Copy out the records word for word, from their first line down to and including the line that contains "page: Patent Application".

□ □ □ □ □

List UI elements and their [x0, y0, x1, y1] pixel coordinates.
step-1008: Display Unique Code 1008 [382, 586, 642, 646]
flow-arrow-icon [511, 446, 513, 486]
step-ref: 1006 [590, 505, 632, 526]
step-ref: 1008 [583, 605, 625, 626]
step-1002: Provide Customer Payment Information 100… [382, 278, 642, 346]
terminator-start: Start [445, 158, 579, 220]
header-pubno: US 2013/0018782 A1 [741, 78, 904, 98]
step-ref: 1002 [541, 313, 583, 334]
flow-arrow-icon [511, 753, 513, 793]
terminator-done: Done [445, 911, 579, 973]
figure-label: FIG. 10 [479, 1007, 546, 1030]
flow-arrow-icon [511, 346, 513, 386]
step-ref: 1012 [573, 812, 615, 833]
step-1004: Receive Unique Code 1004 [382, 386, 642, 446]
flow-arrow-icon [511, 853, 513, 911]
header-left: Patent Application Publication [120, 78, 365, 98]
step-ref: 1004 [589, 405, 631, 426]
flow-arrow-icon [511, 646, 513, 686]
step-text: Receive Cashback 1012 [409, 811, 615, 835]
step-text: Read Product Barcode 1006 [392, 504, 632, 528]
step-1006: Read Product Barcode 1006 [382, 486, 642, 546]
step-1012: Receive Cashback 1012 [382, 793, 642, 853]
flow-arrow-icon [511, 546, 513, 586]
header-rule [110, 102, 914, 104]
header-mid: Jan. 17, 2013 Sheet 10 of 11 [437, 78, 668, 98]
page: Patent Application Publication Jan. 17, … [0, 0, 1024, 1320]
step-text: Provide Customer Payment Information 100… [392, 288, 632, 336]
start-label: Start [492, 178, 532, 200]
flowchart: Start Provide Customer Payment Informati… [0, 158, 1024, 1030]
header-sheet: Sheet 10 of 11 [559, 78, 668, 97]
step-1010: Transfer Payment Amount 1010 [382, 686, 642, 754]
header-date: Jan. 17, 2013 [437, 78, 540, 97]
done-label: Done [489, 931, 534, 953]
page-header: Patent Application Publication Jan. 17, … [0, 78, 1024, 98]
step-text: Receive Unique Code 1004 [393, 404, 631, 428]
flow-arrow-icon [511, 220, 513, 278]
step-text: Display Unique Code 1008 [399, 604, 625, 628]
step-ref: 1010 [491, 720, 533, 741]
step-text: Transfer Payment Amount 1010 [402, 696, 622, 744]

□ □ □ □ □

_Final result_
List UI elements and their [x0, y0, x1, y1] pixel coordinates.
step-1008: Display Unique Code 1008 [382, 586, 642, 646]
flow-arrow-icon [511, 446, 513, 486]
step-ref: 1006 [590, 505, 632, 526]
step-ref: 1008 [583, 605, 625, 626]
step-1002: Provide Customer Payment Information 100… [382, 278, 642, 346]
terminator-start: Start [445, 158, 579, 220]
header-pubno: US 2013/0018782 A1 [741, 78, 904, 98]
step-ref: 1002 [541, 313, 583, 334]
flow-arrow-icon [511, 753, 513, 793]
terminator-done: Done [445, 911, 579, 973]
figure-label: FIG. 10 [479, 1007, 546, 1030]
flow-arrow-icon [511, 346, 513, 386]
step-ref: 1012 [573, 812, 615, 833]
step-1004: Receive Unique Code 1004 [382, 386, 642, 446]
flow-arrow-icon [511, 853, 513, 911]
header-left: Patent Application Publication [120, 78, 365, 98]
step-ref: 1004 [589, 405, 631, 426]
flow-arrow-icon [511, 646, 513, 686]
step-text: Receive Cashback 1012 [409, 811, 615, 835]
step-text: Read Product Barcode 1006 [392, 504, 632, 528]
step-1006: Read Product Barcode 1006 [382, 486, 642, 546]
step-1012: Receive Cashback 1012 [382, 793, 642, 853]
flow-arrow-icon [511, 546, 513, 586]
header-rule [110, 102, 914, 104]
header-mid: Jan. 17, 2013 Sheet 10 of 11 [437, 78, 668, 98]
page: Patent Application Publication Jan. 17, … [0, 0, 1024, 1320]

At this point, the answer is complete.